▶ Data in this exercise
+++
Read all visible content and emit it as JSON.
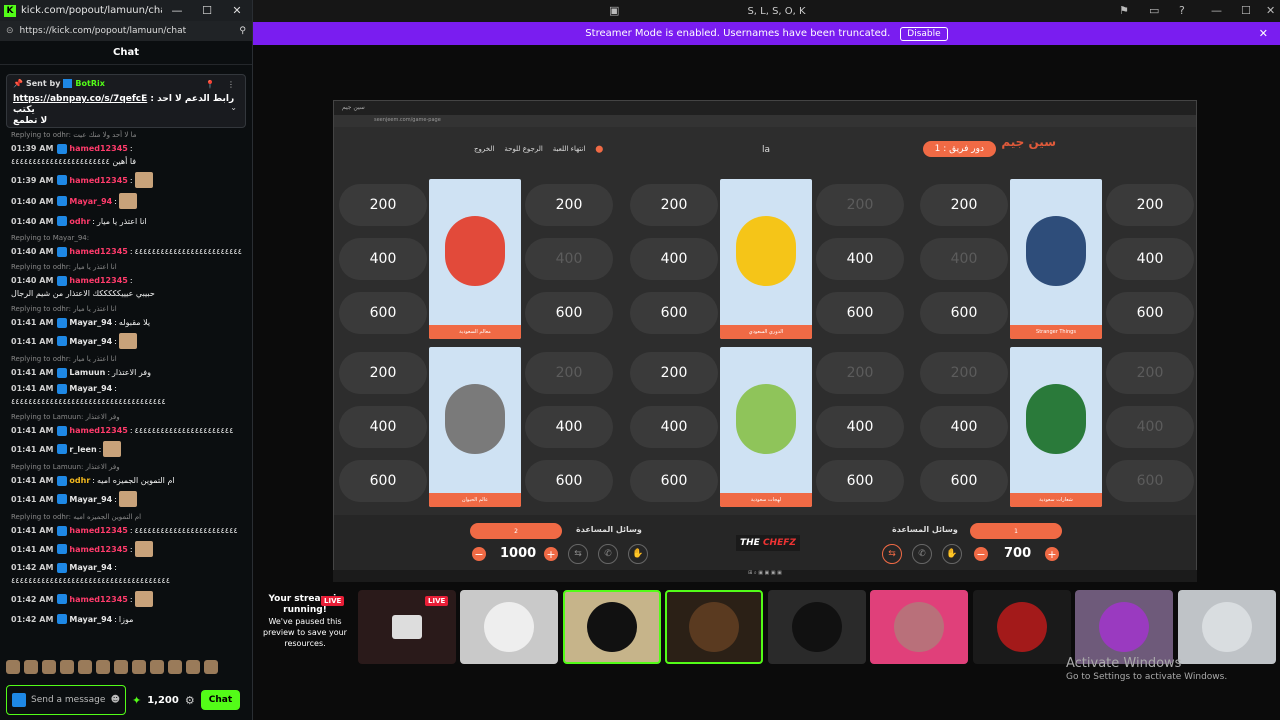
{
  "browser": {
    "title": "kick.com/popout/lamuun/chat -...",
    "url": "https://kick.com/popout/lamuun/chat",
    "min": "—",
    "max": "☐",
    "close": "✕"
  },
  "chat": {
    "header": "Chat",
    "pinned": {
      "sent_by": "Sent by",
      "bot": "BotRix",
      "message_link": "https://abnpay.co/s/7qefcE",
      "message_text": ": رابط الدعم لا احد يكتب",
      "message_text2": "لا تطمع"
    },
    "messages": [
      {
        "reply": "Replying to odhr: ما لا أحد ولا منك عيت",
        "time": "01:39 AM",
        "user": "hamed12345",
        "color": "#ff3b6b",
        "text": "فا أهين ٤٤٤٤٤٤٤٤٤٤٤٤٤٤٤٤٤٤٤٤٤٤٤"
      },
      {
        "reply": "",
        "time": "01:39 AM",
        "user": "hamed12345",
        "color": "#ff3b6b",
        "text": ""
      },
      {
        "reply": "",
        "time": "01:40 AM",
        "user": "Mayar_94",
        "color": "#ff3b6b",
        "text": ""
      },
      {
        "reply": "",
        "time": "01:40 AM",
        "user": "odhr",
        "color": "#ff3b6b",
        "text": "انا اعتذر يا ميار"
      },
      {
        "reply": "Replying to Mayar_94:",
        "time": "01:40 AM",
        "user": "hamed12345",
        "color": "#ff3b6b",
        "text": "٤٤٤٤٤٤٤٤٤٤٤٤٤٤٤٤٤٤٤٤٤٤٤٤٤"
      },
      {
        "reply": "Replying to odhr: انا اعتذر يا ميار",
        "time": "01:40 AM",
        "user": "hamed12345",
        "color": "#ff3b6b",
        "text": "حبيبي عيييكككككك الاعتذار من شيم الرجال"
      },
      {
        "reply": "Replying to odhr: انا اعتذر يا ميار",
        "time": "01:41 AM",
        "user": "Mayar_94",
        "color": "#e6e6e6",
        "text": "يلا مقبوله"
      },
      {
        "reply": "",
        "time": "01:41 AM",
        "user": "Mayar_94",
        "color": "#e6e6e6",
        "text": ""
      },
      {
        "reply": "Replying to odhr: انا اعتذر يا ميار",
        "time": "01:41 AM",
        "user": "Lamuun",
        "color": "#e6e6e6",
        "text": "وفر الاعتذار"
      },
      {
        "reply": "",
        "time": "01:41 AM",
        "user": "Mayar_94",
        "color": "#e6e6e6",
        "text": "٤٤٤٤٤٤٤٤٤٤٤٤٤٤٤٤٤٤٤٤٤٤٤٤٤٤٤٤٤٤٤٤٤٤٤٤"
      },
      {
        "reply": "Replying to Lamuun: وفر الاعتذار",
        "time": "01:41 AM",
        "user": "hamed12345",
        "color": "#ff3b6b",
        "text": "٤٤٤٤٤٤٤٤٤٤٤٤٤٤٤٤٤٤٤٤٤٤٤"
      },
      {
        "reply": "",
        "time": "01:41 AM",
        "user": "r_leen",
        "color": "#e6e6e6",
        "text": ""
      },
      {
        "reply": "Replying to Lamuun: وفر الاعتذار",
        "time": "01:41 AM",
        "user": "odhr",
        "color": "#f2b81e",
        "text": "ام التموين الجميزه اميه"
      },
      {
        "reply": "",
        "time": "01:41 AM",
        "user": "Mayar_94",
        "color": "#e6e6e6",
        "text": ""
      },
      {
        "reply": "Replying to odhr: ام التموين الجميزه اميه",
        "time": "01:41 AM",
        "user": "hamed12345",
        "color": "#ff3b6b",
        "text": "٤٤٤٤٤٤٤٤٤٤٤٤٤٤٤٤٤٤٤٤٤٤٤٤"
      },
      {
        "reply": "",
        "time": "01:41 AM",
        "user": "hamed12345",
        "color": "#ff3b6b",
        "text": ""
      },
      {
        "reply": "",
        "time": "01:42 AM",
        "user": "Mayar_94",
        "color": "#e6e6e6",
        "text": "٤٤٤٤٤٤٤٤٤٤٤٤٤٤٤٤٤٤٤٤٤٤٤٤٤٤٤٤٤٤٤٤٤٤٤٤٤"
      },
      {
        "reply": "",
        "time": "01:42 AM",
        "user": "hamed12345",
        "color": "#ff3b6b",
        "text": ""
      },
      {
        "reply": "",
        "time": "01:42 AM",
        "user": "Mayar_94",
        "color": "#e6e6e6",
        "text": "موزا"
      }
    ],
    "send_placeholder": "Send a message",
    "points": "1,200",
    "chat_button": "Chat"
  },
  "main": {
    "window_title": "S, L, S, O, K",
    "banner": {
      "text": "Streamer Mode is enabled. Usernames have been truncated.",
      "button": "Disable"
    },
    "game": {
      "tab": "سين جيم",
      "url": "seenjeem.com/game-page",
      "logo": "سين جيم",
      "team_turn": "دور فريق : 1",
      "answer": "la",
      "controls": [
        "انتهاء اللعبة",
        "الرجوع للوحة",
        "الخروج"
      ],
      "columns": [
        {
          "card": "معالم السعودية",
          "left": [
            "200",
            "400",
            "600"
          ],
          "right": [
            "200",
            "400",
            "600"
          ],
          "left_dim": [
            false,
            false,
            false
          ],
          "right_dim": [
            false,
            true,
            false
          ]
        },
        {
          "card": "الدوري السعودي",
          "left": [
            "200",
            "400",
            "600"
          ],
          "right": [
            "200",
            "400",
            "600"
          ],
          "left_dim": [
            false,
            false,
            false
          ],
          "right_dim": [
            true,
            false,
            false
          ]
        },
        {
          "card": "Stranger Things",
          "left": [
            "200",
            "400",
            "600"
          ],
          "right": [
            "200",
            "400",
            "600"
          ],
          "left_dim": [
            false,
            true,
            false
          ],
          "right_dim": [
            false,
            false,
            false
          ]
        },
        {
          "card": "عالم الحيوان",
          "left": [
            "200",
            "400",
            "600"
          ],
          "right": [
            "200",
            "400",
            "600"
          ],
          "left_dim": [
            false,
            false,
            false
          ],
          "right_dim": [
            true,
            false,
            false
          ]
        },
        {
          "card": "لهجات سعودية",
          "left": [
            "200",
            "400",
            "600"
          ],
          "right": [
            "200",
            "400",
            "600"
          ],
          "left_dim": [
            false,
            false,
            false
          ],
          "right_dim": [
            true,
            false,
            false
          ]
        },
        {
          "card": "شعارات سعودية",
          "left": [
            "200",
            "400",
            "600"
          ],
          "right": [
            "200",
            "400",
            "600"
          ],
          "left_dim": [
            true,
            false,
            false
          ],
          "right_dim": [
            true,
            true,
            true
          ]
        }
      ],
      "footer": {
        "left_label": "وسائل المساعدة",
        "left_team": "2",
        "left_score": "1000",
        "right_label": "وسائل المساعدة",
        "right_team": "1",
        "right_score": "700",
        "sponsor_a": "THE ",
        "sponsor_b": "CHEFZ"
      }
    },
    "paused": {
      "title": "Your stream is running!",
      "text": "We've paused this preview to save your resources.",
      "live": "LIVE"
    },
    "activate": {
      "line1": "Activate Windows",
      "line2": "Go to Settings to activate Windows."
    }
  }
}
+++
▶ Requirement
Retype everything in the material word for word, minus pictures.

▶ Task response
Read all visible content and emit it as JSON.
{
  "browser": {
    "title": "kick.com/popout/lamuun/chat -...",
    "url": "https://kick.com/popout/lamuun/chat",
    "min": "—",
    "max": "☐",
    "close": "✕"
  },
  "chat": {
    "header": "Chat",
    "pinned": {
      "sent_by": "Sent by",
      "bot": "BotRix",
      "message_link": "https://abnpay.co/s/7qefcE",
      "message_text": ": رابط الدعم لا احد يكتب",
      "message_text2": "لا تطمع"
    },
    "messages": [
      {
        "reply": "Replying to odhr: ما لا أحد ولا منك عيت",
        "time": "01:39 AM",
        "user": "hamed12345",
        "color": "#ff3b6b",
        "text": "فا أهين ٤٤٤٤٤٤٤٤٤٤٤٤٤٤٤٤٤٤٤٤٤٤٤"
      },
      {
        "reply": "",
        "time": "01:39 AM",
        "user": "hamed12345",
        "color": "#ff3b6b",
        "text": ""
      },
      {
        "reply": "",
        "time": "01:40 AM",
        "user": "Mayar_94",
        "color": "#ff3b6b",
        "text": ""
      },
      {
        "reply": "",
        "time": "01:40 AM",
        "user": "odhr",
        "color": "#ff3b6b",
        "text": "انا اعتذر يا ميار"
      },
      {
        "reply": "Replying to Mayar_94:",
        "time": "01:40 AM",
        "user": "hamed12345",
        "color": "#ff3b6b",
        "text": "٤٤٤٤٤٤٤٤٤٤٤٤٤٤٤٤٤٤٤٤٤٤٤٤٤"
      },
      {
        "reply": "Replying to odhr: انا اعتذر يا ميار",
        "time": "01:40 AM",
        "user": "hamed12345",
        "color": "#ff3b6b",
        "text": "حبيبي عيييكككككك الاعتذار من شيم الرجال"
      },
      {
        "reply": "Replying to odhr: انا اعتذر يا ميار",
        "time": "01:41 AM",
        "user": "Mayar_94",
        "color": "#e6e6e6",
        "text": "يلا مقبوله"
      },
      {
        "reply": "",
        "time": "01:41 AM",
        "user": "Mayar_94",
        "color": "#e6e6e6",
        "text": ""
      },
      {
        "reply": "Replying to odhr: انا اعتذر يا ميار",
        "time": "01:41 AM",
        "user": "Lamuun",
        "color": "#e6e6e6",
        "text": "وفر الاعتذار"
      },
      {
        "reply": "",
        "time": "01:41 AM",
        "user": "Mayar_94",
        "color": "#e6e6e6",
        "text": "٤٤٤٤٤٤٤٤٤٤٤٤٤٤٤٤٤٤٤٤٤٤٤٤٤٤٤٤٤٤٤٤٤٤٤٤"
      },
      {
        "reply": "Replying to Lamuun: وفر الاعتذار",
        "time": "01:41 AM",
        "user": "hamed12345",
        "color": "#ff3b6b",
        "text": "٤٤٤٤٤٤٤٤٤٤٤٤٤٤٤٤٤٤٤٤٤٤٤"
      },
      {
        "reply": "",
        "time": "01:41 AM",
        "user": "r_leen",
        "color": "#e6e6e6",
        "text": ""
      },
      {
        "reply": "Replying to Lamuun: وفر الاعتذار",
        "time": "01:41 AM",
        "user": "odhr",
        "color": "#f2b81e",
        "text": "ام التموين الجميزه اميه"
      },
      {
        "reply": "",
        "time": "01:41 AM",
        "user": "Mayar_94",
        "color": "#e6e6e6",
        "text": ""
      },
      {
        "reply": "Replying to odhr: ام التموين الجميزه اميه",
        "time": "01:41 AM",
        "user": "hamed12345",
        "color": "#ff3b6b",
        "text": "٤٤٤٤٤٤٤٤٤٤٤٤٤٤٤٤٤٤٤٤٤٤٤٤"
      },
      {
        "reply": "",
        "time": "01:41 AM",
        "user": "hamed12345",
        "color": "#ff3b6b",
        "text": ""
      },
      {
        "reply": "",
        "time": "01:42 AM",
        "user": "Mayar_94",
        "color": "#e6e6e6",
        "text": "٤٤٤٤٤٤٤٤٤٤٤٤٤٤٤٤٤٤٤٤٤٤٤٤٤٤٤٤٤٤٤٤٤٤٤٤٤"
      },
      {
        "reply": "",
        "time": "01:42 AM",
        "user": "hamed12345",
        "color": "#ff3b6b",
        "text": ""
      },
      {
        "reply": "",
        "time": "01:42 AM",
        "user": "Mayar_94",
        "color": "#e6e6e6",
        "text": "موزا"
      }
    ],
    "send_placeholder": "Send a message",
    "points": "1,200",
    "chat_button": "Chat"
  },
  "main": {
    "window_title": "S, L, S, O, K",
    "banner": {
      "text": "Streamer Mode is enabled. Usernames have been truncated.",
      "button": "Disable"
    },
    "game": {
      "tab": "سين جيم",
      "url": "seenjeem.com/game-page",
      "logo": "سين جيم",
      "team_turn": "دور فريق : 1",
      "answer": "la",
      "controls": [
        "انتهاء اللعبة",
        "الرجوع للوحة",
        "الخروج"
      ],
      "columns": [
        {
          "card": "معالم السعودية",
          "left": [
            "200",
            "400",
            "600"
          ],
          "right": [
            "200",
            "400",
            "600"
          ],
          "left_dim": [
            false,
            false,
            false
          ],
          "right_dim": [
            false,
            true,
            false
          ]
        },
        {
          "card": "الدوري السعودي",
          "left": [
            "200",
            "400",
            "600"
          ],
          "right": [
            "200",
            "400",
            "600"
          ],
          "left_dim": [
            false,
            false,
            false
          ],
          "right_dim": [
            true,
            false,
            false
          ]
        },
        {
          "card": "Stranger Things",
          "left": [
            "200",
            "400",
            "600"
          ],
          "right": [
            "200",
            "400",
            "600"
          ],
          "left_dim": [
            false,
            true,
            false
          ],
          "right_dim": [
            false,
            false,
            false
          ]
        },
        {
          "card": "عالم الحيوان",
          "left": [
            "200",
            "400",
            "600"
          ],
          "right": [
            "200",
            "400",
            "600"
          ],
          "left_dim": [
            false,
            false,
            false
          ],
          "right_dim": [
            true,
            false,
            false
          ]
        },
        {
          "card": "لهجات سعودية",
          "left": [
            "200",
            "400",
            "600"
          ],
          "right": [
            "200",
            "400",
            "600"
          ],
          "left_dim": [
            false,
            false,
            false
          ],
          "right_dim": [
            true,
            false,
            false
          ]
        },
        {
          "card": "شعارات سعودية",
          "left": [
            "200",
            "400",
            "600"
          ],
          "right": [
            "200",
            "400",
            "600"
          ],
          "left_dim": [
            true,
            false,
            false
          ],
          "right_dim": [
            true,
            true,
            true
          ]
        }
      ],
      "footer": {
        "left_label": "وسائل المساعدة",
        "left_team": "2",
        "left_score": "1000",
        "right_label": "وسائل المساعدة",
        "right_team": "1",
        "right_score": "700",
        "sponsor_a": "THE ",
        "sponsor_b": "CHEFZ"
      }
    },
    "paused": {
      "title": "Your stream is running!",
      "text": "We've paused this preview to save your resources.",
      "live": "LIVE"
    },
    "activate": {
      "line1": "Activate Windows",
      "line2": "Go to Settings to activate Windows."
    }
  }
}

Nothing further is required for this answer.